Problem to solve: For the listing below, give the number of lines in which "this" occurs. Add nothing.
'''
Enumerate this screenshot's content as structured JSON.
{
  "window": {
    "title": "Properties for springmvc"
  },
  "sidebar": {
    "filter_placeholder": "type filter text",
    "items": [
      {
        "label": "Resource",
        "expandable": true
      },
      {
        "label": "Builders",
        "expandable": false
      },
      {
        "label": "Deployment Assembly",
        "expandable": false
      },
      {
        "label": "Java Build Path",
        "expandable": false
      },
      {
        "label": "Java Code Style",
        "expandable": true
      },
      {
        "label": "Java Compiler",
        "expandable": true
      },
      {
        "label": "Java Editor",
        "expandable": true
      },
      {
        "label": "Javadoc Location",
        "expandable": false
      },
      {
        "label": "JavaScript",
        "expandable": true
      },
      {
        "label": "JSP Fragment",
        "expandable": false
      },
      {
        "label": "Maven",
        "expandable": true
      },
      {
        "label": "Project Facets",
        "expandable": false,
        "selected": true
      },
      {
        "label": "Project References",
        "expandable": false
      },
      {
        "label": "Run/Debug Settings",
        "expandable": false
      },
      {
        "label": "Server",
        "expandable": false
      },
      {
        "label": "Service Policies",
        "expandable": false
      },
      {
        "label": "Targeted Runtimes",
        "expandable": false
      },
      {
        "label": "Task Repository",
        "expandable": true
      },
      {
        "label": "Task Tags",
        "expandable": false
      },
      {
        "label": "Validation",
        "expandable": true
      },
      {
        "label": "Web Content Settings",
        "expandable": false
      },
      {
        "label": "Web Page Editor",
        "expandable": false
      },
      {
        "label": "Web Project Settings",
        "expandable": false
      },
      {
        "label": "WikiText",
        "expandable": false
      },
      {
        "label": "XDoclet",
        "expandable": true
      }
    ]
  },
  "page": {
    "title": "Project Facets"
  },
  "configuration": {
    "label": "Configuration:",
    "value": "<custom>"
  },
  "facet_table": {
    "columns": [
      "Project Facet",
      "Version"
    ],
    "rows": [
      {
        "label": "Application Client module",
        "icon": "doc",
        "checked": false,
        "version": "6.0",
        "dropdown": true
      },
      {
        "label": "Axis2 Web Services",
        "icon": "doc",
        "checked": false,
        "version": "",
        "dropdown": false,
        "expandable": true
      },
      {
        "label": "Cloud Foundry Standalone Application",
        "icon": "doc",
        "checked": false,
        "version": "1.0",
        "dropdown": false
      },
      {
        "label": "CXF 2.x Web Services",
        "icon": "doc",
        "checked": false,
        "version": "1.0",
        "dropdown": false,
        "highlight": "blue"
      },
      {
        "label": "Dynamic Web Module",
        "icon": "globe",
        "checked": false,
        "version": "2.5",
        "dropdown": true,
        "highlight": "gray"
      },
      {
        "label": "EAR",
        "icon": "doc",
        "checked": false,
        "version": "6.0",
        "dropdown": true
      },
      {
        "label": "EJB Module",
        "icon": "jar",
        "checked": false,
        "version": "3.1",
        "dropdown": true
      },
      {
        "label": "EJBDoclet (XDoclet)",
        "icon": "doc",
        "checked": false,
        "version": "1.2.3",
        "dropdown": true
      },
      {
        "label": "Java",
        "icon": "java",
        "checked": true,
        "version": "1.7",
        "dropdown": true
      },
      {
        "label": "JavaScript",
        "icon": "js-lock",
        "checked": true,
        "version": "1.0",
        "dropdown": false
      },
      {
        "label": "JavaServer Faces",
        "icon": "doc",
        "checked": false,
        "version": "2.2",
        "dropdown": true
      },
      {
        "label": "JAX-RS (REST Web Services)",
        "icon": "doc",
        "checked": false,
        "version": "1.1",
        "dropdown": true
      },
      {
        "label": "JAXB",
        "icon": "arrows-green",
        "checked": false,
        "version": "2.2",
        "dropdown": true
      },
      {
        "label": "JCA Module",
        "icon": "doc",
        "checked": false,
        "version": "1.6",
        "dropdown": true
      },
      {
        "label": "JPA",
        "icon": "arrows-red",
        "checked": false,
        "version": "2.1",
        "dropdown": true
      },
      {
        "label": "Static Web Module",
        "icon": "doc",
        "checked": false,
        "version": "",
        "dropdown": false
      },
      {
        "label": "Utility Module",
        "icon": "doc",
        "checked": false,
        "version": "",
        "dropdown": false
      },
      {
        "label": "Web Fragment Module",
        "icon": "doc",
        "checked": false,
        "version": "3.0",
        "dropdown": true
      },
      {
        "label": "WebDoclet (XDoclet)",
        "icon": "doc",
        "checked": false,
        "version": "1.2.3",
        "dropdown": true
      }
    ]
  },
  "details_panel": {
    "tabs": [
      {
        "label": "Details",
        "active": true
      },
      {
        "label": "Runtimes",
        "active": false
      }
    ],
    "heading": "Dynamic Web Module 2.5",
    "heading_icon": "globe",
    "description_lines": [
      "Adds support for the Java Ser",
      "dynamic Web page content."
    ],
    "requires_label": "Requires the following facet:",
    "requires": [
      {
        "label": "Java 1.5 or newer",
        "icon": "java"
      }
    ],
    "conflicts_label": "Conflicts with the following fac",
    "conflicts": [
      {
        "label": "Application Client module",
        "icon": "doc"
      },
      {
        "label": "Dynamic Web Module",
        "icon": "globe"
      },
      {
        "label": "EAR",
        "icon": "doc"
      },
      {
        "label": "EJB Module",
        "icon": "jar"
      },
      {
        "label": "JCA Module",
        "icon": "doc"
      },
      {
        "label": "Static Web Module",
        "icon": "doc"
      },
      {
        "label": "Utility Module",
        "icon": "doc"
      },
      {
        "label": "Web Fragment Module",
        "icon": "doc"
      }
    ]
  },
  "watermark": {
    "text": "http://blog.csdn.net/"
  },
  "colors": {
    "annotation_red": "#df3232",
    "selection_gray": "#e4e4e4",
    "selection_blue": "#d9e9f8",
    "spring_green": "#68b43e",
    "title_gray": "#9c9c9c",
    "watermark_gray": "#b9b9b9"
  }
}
'''
'''
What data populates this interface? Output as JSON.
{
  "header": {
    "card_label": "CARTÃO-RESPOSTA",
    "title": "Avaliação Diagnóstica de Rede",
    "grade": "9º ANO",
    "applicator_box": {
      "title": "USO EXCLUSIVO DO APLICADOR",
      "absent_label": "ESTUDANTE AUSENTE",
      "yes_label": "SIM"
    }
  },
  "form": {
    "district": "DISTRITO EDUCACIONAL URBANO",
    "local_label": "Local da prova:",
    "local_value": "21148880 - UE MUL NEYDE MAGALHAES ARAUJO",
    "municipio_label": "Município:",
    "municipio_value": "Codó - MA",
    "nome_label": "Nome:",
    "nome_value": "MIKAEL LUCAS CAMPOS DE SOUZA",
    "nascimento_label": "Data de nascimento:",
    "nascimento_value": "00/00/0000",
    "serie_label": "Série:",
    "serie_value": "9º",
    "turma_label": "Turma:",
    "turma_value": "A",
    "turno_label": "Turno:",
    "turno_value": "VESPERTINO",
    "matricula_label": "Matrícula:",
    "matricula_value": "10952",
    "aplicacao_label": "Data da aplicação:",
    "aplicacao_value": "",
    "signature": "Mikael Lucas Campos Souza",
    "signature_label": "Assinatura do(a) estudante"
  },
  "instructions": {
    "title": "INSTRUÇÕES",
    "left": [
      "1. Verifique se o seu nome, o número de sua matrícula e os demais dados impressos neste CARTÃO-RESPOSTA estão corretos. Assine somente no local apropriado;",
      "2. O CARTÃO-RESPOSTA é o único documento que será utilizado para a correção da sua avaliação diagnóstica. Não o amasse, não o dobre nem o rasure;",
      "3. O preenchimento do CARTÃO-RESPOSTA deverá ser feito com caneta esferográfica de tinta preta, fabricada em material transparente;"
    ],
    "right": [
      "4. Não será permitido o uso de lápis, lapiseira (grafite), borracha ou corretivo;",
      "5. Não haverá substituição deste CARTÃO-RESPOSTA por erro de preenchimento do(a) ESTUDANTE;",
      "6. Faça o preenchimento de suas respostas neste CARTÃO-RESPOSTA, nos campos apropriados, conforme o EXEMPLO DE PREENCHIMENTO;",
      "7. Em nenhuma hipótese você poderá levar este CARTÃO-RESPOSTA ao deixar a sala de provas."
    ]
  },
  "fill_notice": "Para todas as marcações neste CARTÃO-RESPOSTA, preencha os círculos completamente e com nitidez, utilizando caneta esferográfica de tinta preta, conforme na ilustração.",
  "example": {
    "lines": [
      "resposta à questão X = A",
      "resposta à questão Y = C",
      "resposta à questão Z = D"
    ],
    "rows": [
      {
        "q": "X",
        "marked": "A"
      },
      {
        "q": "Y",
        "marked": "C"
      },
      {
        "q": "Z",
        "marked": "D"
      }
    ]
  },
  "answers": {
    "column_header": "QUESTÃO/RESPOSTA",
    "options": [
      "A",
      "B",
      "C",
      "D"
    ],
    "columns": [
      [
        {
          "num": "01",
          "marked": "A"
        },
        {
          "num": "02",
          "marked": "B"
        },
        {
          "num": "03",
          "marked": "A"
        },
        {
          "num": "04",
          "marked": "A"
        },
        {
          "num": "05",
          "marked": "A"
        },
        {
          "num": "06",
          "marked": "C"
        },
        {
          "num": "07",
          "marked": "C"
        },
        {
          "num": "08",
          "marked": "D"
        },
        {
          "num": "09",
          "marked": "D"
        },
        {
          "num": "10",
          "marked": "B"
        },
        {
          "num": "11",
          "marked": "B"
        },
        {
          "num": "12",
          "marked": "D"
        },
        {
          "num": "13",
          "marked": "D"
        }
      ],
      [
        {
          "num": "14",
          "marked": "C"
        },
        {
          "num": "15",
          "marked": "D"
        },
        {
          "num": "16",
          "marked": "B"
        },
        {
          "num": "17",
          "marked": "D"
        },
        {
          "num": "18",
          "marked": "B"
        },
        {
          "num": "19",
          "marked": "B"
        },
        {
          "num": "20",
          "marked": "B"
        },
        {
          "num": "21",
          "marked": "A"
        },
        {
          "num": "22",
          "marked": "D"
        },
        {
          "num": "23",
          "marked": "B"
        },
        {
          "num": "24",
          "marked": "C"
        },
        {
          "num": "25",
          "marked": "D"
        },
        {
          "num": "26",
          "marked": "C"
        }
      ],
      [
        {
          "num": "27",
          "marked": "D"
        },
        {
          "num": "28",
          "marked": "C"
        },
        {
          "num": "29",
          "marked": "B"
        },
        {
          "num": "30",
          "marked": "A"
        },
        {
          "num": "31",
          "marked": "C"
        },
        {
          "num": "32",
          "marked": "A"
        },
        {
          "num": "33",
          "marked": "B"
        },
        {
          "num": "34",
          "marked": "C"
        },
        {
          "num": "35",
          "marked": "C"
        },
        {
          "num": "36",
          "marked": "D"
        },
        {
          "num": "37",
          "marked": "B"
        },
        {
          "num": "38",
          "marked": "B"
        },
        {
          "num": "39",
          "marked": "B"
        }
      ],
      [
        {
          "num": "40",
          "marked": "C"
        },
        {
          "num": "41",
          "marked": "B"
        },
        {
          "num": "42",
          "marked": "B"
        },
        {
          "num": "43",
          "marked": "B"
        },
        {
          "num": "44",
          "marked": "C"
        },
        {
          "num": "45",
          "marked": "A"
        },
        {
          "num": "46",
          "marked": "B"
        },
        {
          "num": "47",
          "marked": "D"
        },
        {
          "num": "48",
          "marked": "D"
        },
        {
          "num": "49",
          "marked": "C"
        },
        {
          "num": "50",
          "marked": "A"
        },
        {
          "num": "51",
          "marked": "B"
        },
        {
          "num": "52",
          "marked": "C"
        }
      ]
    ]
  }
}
'''
Correct response: 2